INPUT DATA:
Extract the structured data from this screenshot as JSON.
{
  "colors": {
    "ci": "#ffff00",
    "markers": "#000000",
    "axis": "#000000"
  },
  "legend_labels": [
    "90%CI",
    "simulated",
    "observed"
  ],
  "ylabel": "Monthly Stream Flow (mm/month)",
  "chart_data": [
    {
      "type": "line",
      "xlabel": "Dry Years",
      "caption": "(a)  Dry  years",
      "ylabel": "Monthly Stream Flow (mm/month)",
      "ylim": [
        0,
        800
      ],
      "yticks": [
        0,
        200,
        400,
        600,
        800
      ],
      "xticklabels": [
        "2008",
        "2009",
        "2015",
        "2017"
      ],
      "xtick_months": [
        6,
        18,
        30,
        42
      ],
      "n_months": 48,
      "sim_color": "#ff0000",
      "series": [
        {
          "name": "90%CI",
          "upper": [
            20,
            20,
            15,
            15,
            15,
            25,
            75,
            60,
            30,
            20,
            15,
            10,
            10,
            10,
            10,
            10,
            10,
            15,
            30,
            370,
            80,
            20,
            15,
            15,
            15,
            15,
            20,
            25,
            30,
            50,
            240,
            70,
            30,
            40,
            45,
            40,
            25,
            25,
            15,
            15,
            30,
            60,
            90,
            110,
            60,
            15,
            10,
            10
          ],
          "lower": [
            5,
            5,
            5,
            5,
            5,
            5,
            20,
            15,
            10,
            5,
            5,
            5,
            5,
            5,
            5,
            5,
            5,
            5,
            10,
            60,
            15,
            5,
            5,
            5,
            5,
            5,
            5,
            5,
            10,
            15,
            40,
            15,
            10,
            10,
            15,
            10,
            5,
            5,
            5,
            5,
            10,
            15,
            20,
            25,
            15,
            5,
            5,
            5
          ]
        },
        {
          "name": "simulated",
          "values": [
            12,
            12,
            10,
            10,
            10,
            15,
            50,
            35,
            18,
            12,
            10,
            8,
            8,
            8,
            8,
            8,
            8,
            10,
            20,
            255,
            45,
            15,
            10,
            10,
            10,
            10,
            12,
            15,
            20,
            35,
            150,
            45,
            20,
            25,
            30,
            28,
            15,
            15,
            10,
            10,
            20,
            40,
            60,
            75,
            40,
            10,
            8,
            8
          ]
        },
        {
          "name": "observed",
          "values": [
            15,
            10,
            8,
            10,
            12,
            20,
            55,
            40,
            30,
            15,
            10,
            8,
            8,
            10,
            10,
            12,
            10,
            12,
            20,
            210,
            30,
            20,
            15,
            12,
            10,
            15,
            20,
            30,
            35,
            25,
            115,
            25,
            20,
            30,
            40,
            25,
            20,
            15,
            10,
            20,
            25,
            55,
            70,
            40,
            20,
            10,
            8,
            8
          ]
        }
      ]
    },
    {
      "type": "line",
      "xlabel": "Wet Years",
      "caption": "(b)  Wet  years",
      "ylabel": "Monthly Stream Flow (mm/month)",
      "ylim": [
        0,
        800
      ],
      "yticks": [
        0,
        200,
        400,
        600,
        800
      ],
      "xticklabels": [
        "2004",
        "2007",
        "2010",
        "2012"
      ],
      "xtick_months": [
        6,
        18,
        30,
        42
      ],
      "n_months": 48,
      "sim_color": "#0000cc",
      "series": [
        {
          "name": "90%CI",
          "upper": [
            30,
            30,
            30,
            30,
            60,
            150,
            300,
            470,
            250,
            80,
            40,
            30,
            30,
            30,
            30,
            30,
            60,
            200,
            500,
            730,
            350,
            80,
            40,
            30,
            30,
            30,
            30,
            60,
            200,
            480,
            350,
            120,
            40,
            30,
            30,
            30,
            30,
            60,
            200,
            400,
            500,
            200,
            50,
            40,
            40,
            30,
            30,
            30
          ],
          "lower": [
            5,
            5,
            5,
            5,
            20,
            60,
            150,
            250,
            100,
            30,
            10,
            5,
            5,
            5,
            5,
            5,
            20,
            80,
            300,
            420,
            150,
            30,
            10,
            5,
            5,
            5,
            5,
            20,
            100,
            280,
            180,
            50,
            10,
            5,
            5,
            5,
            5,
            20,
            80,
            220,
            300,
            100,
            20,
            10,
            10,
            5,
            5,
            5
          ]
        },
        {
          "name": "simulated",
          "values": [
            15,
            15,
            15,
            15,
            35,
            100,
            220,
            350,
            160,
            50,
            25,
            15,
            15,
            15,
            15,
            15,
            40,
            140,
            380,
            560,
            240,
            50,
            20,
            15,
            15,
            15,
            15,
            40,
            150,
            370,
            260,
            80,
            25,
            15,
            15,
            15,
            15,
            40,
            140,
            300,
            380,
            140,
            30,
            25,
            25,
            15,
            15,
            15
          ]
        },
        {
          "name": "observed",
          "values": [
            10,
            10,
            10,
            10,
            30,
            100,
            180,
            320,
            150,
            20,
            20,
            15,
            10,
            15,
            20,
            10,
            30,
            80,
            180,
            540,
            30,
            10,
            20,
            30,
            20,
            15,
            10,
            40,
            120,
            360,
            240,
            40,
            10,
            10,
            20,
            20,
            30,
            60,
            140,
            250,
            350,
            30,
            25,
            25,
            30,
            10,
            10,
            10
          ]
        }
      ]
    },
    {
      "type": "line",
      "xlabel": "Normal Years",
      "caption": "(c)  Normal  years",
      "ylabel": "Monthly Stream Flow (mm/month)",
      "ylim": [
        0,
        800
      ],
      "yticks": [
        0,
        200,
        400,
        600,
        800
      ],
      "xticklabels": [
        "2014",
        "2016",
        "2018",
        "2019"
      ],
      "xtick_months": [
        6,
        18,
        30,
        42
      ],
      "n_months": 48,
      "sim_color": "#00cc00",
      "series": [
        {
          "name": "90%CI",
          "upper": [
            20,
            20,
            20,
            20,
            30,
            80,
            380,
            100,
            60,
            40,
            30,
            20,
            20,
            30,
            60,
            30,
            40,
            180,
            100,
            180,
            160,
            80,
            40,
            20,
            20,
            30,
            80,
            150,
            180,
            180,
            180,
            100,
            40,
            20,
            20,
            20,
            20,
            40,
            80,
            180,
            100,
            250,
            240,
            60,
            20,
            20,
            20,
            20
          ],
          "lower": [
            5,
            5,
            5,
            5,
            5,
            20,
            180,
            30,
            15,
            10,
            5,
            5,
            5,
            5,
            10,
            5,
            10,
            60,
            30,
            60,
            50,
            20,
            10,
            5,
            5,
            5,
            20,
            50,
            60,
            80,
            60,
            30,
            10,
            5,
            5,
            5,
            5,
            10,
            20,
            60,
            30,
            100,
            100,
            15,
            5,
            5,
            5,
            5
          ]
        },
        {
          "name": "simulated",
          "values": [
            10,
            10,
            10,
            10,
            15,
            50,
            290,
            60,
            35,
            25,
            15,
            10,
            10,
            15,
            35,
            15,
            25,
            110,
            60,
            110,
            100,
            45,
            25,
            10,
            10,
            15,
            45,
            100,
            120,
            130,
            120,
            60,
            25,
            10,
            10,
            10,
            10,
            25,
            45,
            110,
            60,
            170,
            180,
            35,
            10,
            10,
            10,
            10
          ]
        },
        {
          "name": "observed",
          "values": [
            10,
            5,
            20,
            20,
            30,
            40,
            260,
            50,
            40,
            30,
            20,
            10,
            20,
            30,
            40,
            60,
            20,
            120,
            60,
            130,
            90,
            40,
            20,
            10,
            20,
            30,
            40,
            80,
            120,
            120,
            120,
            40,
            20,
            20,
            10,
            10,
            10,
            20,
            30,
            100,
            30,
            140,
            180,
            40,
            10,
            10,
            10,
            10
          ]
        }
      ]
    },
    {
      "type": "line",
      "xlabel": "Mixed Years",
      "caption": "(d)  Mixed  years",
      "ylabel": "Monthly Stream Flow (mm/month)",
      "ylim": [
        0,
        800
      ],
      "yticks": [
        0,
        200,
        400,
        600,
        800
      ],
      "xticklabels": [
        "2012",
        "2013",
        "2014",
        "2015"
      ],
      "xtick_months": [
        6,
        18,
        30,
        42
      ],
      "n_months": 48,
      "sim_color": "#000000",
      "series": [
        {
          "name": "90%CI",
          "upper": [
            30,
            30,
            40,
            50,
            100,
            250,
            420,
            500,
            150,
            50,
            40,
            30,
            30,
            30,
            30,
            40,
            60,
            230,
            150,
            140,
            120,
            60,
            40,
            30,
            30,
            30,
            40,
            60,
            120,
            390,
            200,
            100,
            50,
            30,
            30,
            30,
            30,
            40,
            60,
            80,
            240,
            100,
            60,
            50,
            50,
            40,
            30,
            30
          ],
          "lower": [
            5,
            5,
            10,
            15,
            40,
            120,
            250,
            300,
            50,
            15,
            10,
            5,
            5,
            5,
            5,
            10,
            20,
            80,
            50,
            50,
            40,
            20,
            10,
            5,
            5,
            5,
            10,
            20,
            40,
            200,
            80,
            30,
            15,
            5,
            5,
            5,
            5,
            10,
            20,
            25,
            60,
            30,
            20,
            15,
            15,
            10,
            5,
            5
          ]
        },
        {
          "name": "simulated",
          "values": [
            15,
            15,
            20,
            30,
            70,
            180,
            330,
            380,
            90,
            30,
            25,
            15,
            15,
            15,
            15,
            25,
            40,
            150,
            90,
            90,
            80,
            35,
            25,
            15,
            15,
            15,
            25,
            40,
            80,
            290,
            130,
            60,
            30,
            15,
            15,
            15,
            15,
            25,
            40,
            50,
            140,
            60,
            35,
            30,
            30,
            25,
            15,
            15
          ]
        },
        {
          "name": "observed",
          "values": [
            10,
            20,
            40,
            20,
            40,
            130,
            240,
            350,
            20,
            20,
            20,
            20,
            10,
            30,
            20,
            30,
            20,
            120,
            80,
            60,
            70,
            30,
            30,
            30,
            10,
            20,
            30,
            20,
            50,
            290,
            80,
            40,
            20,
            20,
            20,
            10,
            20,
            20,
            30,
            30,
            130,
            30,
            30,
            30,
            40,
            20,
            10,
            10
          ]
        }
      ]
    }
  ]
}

EXERCISE BRIEF: Read the entries above, then pull out the lines that include "xlabel".

ANSWER TO THE TASK:
      "xlabel": "Dry Years",
      "xlabel": "Wet Years",
      "xlabel": "Normal Years",
      "xlabel": "Mixed Years",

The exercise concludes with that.